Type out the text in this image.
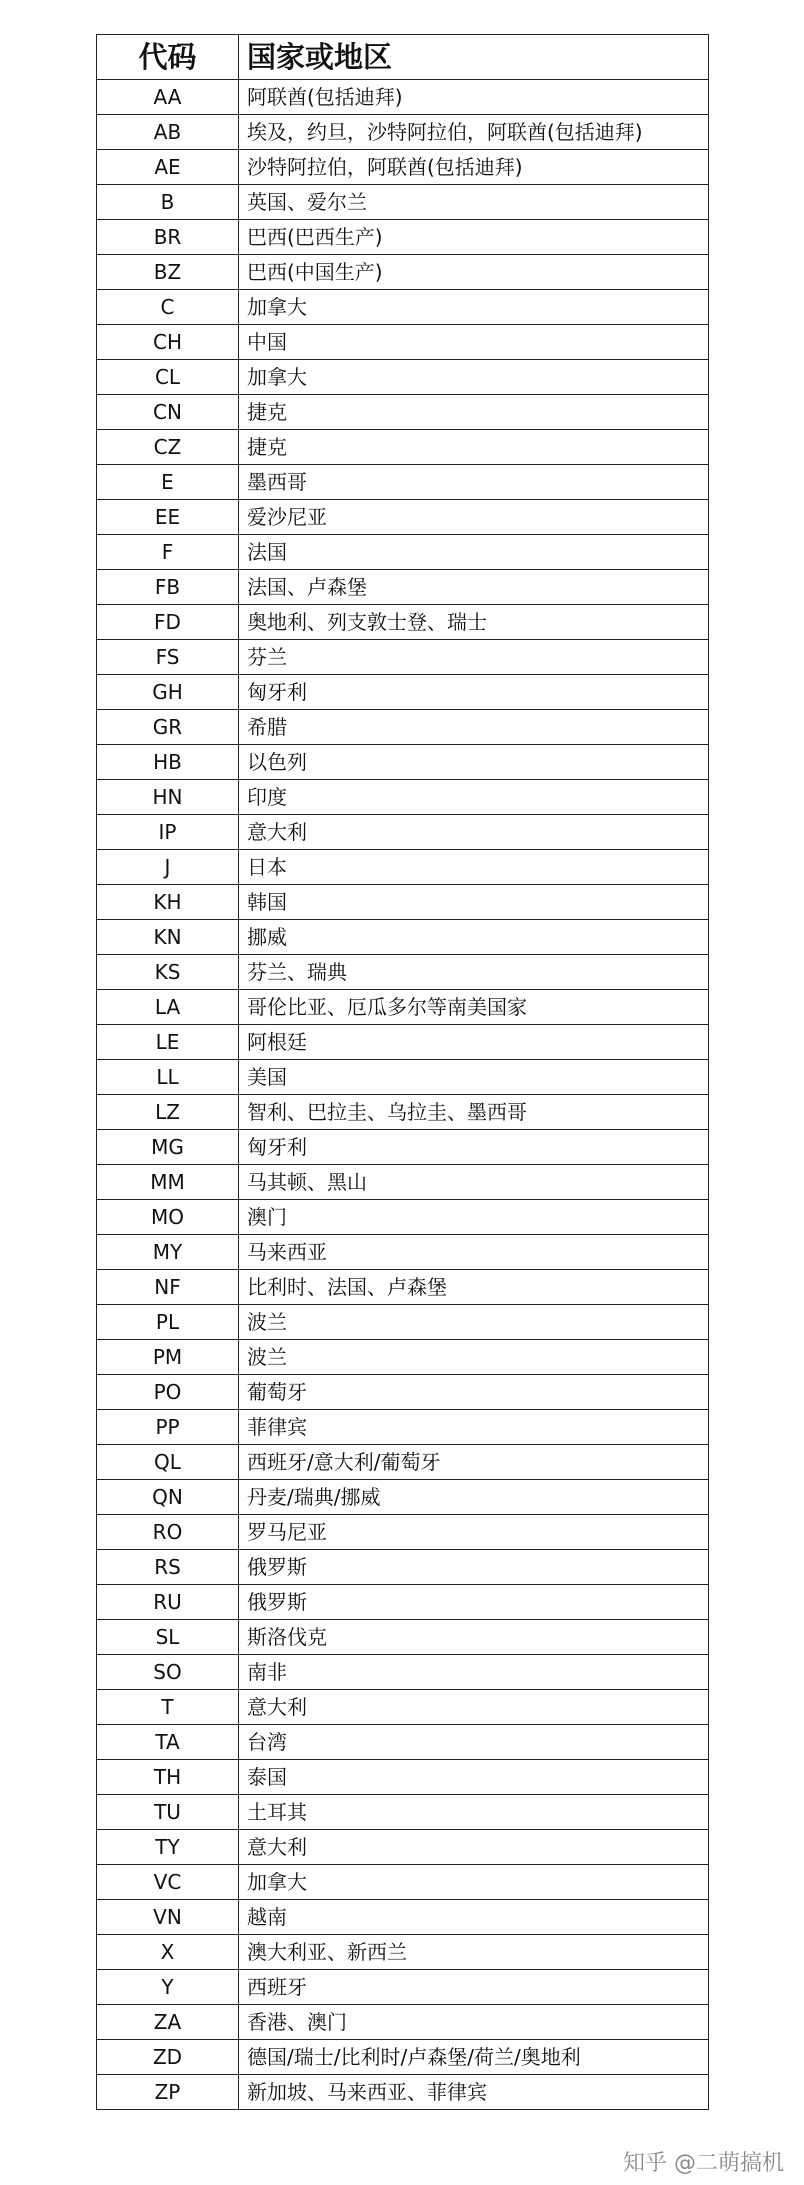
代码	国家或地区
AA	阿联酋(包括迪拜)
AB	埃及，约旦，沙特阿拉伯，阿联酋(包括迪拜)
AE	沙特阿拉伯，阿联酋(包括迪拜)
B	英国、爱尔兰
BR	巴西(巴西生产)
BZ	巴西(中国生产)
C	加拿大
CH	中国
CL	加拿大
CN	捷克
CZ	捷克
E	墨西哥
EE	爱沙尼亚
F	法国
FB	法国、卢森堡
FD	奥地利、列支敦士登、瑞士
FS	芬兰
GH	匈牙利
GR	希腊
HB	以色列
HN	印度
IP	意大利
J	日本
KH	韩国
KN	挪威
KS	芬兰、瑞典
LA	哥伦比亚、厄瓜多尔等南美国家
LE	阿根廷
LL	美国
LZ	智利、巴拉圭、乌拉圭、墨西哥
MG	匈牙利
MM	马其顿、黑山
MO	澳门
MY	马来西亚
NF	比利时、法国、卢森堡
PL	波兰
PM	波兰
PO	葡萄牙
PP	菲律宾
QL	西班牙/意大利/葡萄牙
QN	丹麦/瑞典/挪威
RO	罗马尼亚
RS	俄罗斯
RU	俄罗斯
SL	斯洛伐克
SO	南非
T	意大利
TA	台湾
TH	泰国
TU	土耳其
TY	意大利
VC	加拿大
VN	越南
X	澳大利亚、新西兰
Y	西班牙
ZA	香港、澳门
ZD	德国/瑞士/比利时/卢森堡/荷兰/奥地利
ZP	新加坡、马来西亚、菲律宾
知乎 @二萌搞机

_ _ _ _ _

**Exercise aim**
Output every entry word for word, but omit the pictures.

**Answer to this exercise**
Type out the text in this image.
代码	国家或地区
AA	阿联酋(包括迪拜)
AB	埃及，约旦，沙特阿拉伯，阿联酋(包括迪拜)
AE	沙特阿拉伯，阿联酋(包括迪拜)
B	英国、爱尔兰
BR	巴西(巴西生产)
BZ	巴西(中国生产)
C	加拿大
CH	中国
CL	加拿大
CN	捷克
CZ	捷克
E	墨西哥
EE	爱沙尼亚
F	法国
FB	法国、卢森堡
FD	奥地利、列支敦士登、瑞士
FS	芬兰
GH	匈牙利
GR	希腊
HB	以色列
HN	印度
IP	意大利
J	日本
KH	韩国
KN	挪威
KS	芬兰、瑞典
LA	哥伦比亚、厄瓜多尔等南美国家
LE	阿根廷
LL	美国
LZ	智利、巴拉圭、乌拉圭、墨西哥
MG	匈牙利
MM	马其顿、黑山
MO	澳门
MY	马来西亚
NF	比利时、法国、卢森堡
PL	波兰
PM	波兰
PO	葡萄牙
PP	菲律宾
QL	西班牙/意大利/葡萄牙
QN	丹麦/瑞典/挪威
RO	罗马尼亚
RS	俄罗斯
RU	俄罗斯
SL	斯洛伐克
SO	南非
T	意大利
TA	台湾
TH	泰国
TU	土耳其
TY	意大利
VC	加拿大
VN	越南
X	澳大利亚、新西兰
Y	西班牙
ZA	香港、澳门
ZD	德国/瑞士/比利时/卢森堡/荷兰/奥地利
ZP	新加坡、马来西亚、菲律宾
知乎 @二萌搞机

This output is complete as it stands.